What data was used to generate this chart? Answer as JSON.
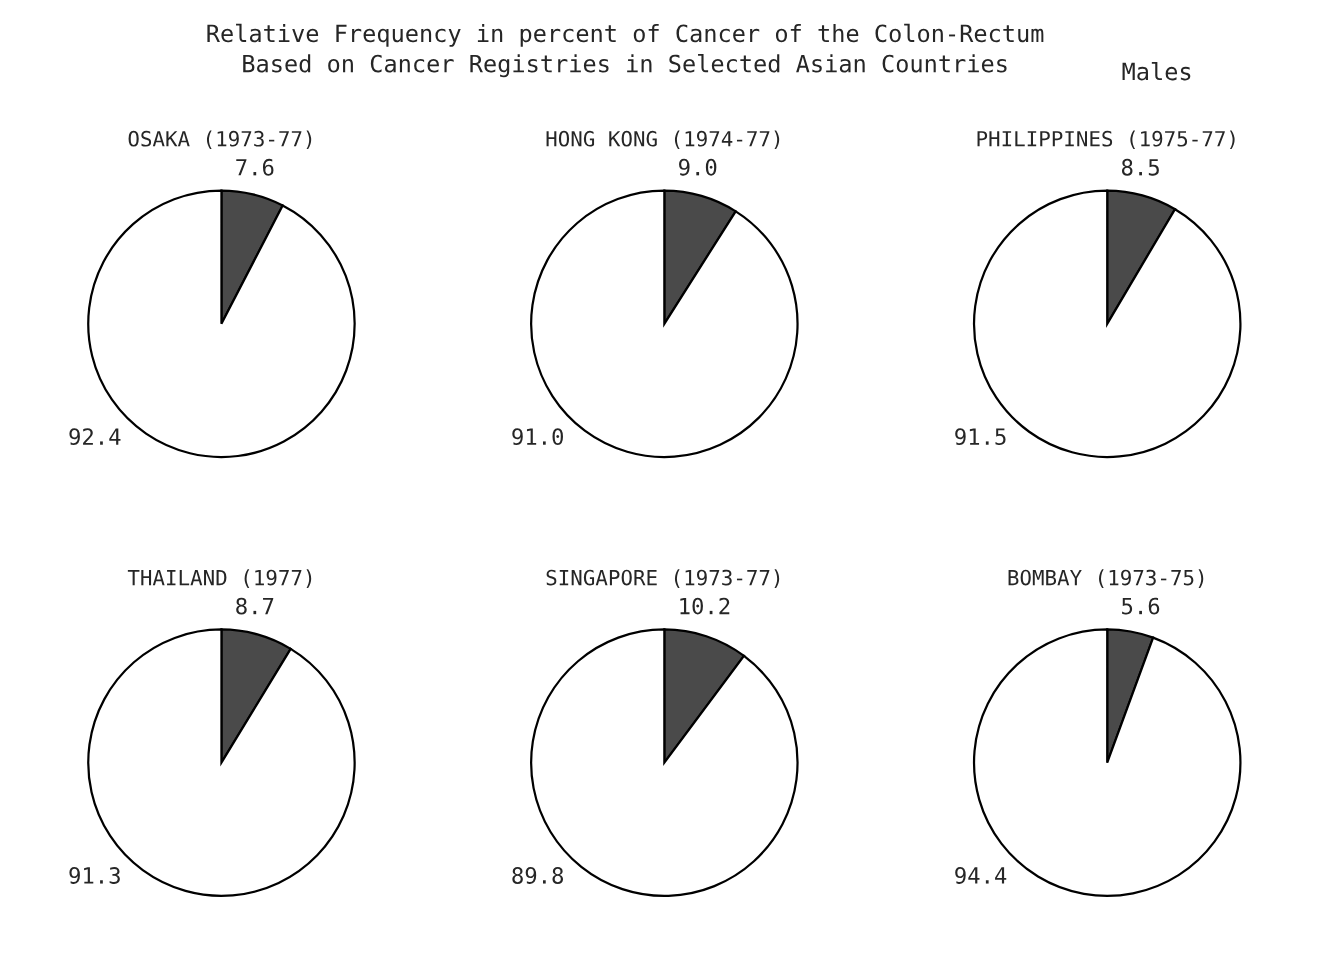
{
  "chart_data": [
    {
      "type": "other",
      "title": "Relative Frequency in percent of Cancer of the Colon-Rectum\nBased on Cancer Registries in Selected Asian Countries",
      "annotations": [
        "Males"
      ]
    },
    {
      "type": "pie",
      "title": "OSAKA (1973-77)",
      "categories": [
        null,
        null
      ],
      "values": [
        7.6,
        92.4
      ],
      "colors": [
        "#4a4a4a",
        "#ffffff"
      ],
      "data_labels": true
    },
    {
      "type": "pie",
      "title": "HONG KONG (1974-77)",
      "categories": [
        null,
        null
      ],
      "values": [
        9.0,
        91.0
      ],
      "value_labels": [
        "9.0",
        "91.0"
      ],
      "colors": [
        "#4a4a4a",
        "#ffffff"
      ]
    },
    {
      "type": "pie",
      "title": "PHILIPPINES (1975-77)",
      "categories": [
        null,
        null
      ],
      "values": [
        8.5,
        91.5
      ],
      "colors": [
        "#4a4a4a",
        "#ffffff"
      ],
      "data_labels": true
    },
    {
      "type": "pie",
      "title": "THAILAND (1977)",
      "categories": [
        null,
        null
      ],
      "values": [
        8.7,
        91.3
      ],
      "colors": [
        "#4a4a4a",
        "#ffffff"
      ],
      "data_labels": true
    },
    {
      "type": "pie",
      "title": "SINGAPORE (1973-77)",
      "categories": [
        null,
        null
      ],
      "values": [
        10.2,
        89.8
      ],
      "colors": [
        "#4a4a4a",
        "#ffffff"
      ],
      "data_labels": true
    },
    {
      "type": "pie",
      "title": "BOMBAY (1973-75)",
      "categories": [
        null,
        null
      ],
      "values": [
        5.6,
        94.4
      ],
      "colors": [
        "#4a4a4a",
        "#ffffff"
      ],
      "data_labels": true
    }
  ]
}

-=-=-

* To do: Each record should be quoted exactly, with the images omitted.

* Task result:
What data was used to generate this chart? Answer as JSON.
{
  "chart_data": [
    {
      "type": "other",
      "title": "Relative Frequency in percent of Cancer of the Colon-Rectum\nBased on Cancer Registries in Selected Asian Countries",
      "annotations": [
        "Males"
      ]
    },
    {
      "type": "pie",
      "title": "OSAKA (1973-77)",
      "categories": [
        null,
        null
      ],
      "values": [
        7.6,
        92.4
      ],
      "colors": [
        "#4a4a4a",
        "#ffffff"
      ],
      "data_labels": true
    },
    {
      "type": "pie",
      "title": "HONG KONG (1974-77)",
      "categories": [
        null,
        null
      ],
      "values": [
        9.0,
        91.0
      ],
      "value_labels": [
        "9.0",
        "91.0"
      ],
      "colors": [
        "#4a4a4a",
        "#ffffff"
      ]
    },
    {
      "type": "pie",
      "title": "PHILIPPINES (1975-77)",
      "categories": [
        null,
        null
      ],
      "values": [
        8.5,
        91.5
      ],
      "colors": [
        "#4a4a4a",
        "#ffffff"
      ],
      "data_labels": true
    },
    {
      "type": "pie",
      "title": "THAILAND (1977)",
      "categories": [
        null,
        null
      ],
      "values": [
        8.7,
        91.3
      ],
      "colors": [
        "#4a4a4a",
        "#ffffff"
      ],
      "data_labels": true
    },
    {
      "type": "pie",
      "title": "SINGAPORE (1973-77)",
      "categories": [
        null,
        null
      ],
      "values": [
        10.2,
        89.8
      ],
      "colors": [
        "#4a4a4a",
        "#ffffff"
      ],
      "data_labels": true
    },
    {
      "type": "pie",
      "title": "BOMBAY (1973-75)",
      "categories": [
        null,
        null
      ],
      "values": [
        5.6,
        94.4
      ],
      "colors": [
        "#4a4a4a",
        "#ffffff"
      ],
      "data_labels": true
    }
  ]
}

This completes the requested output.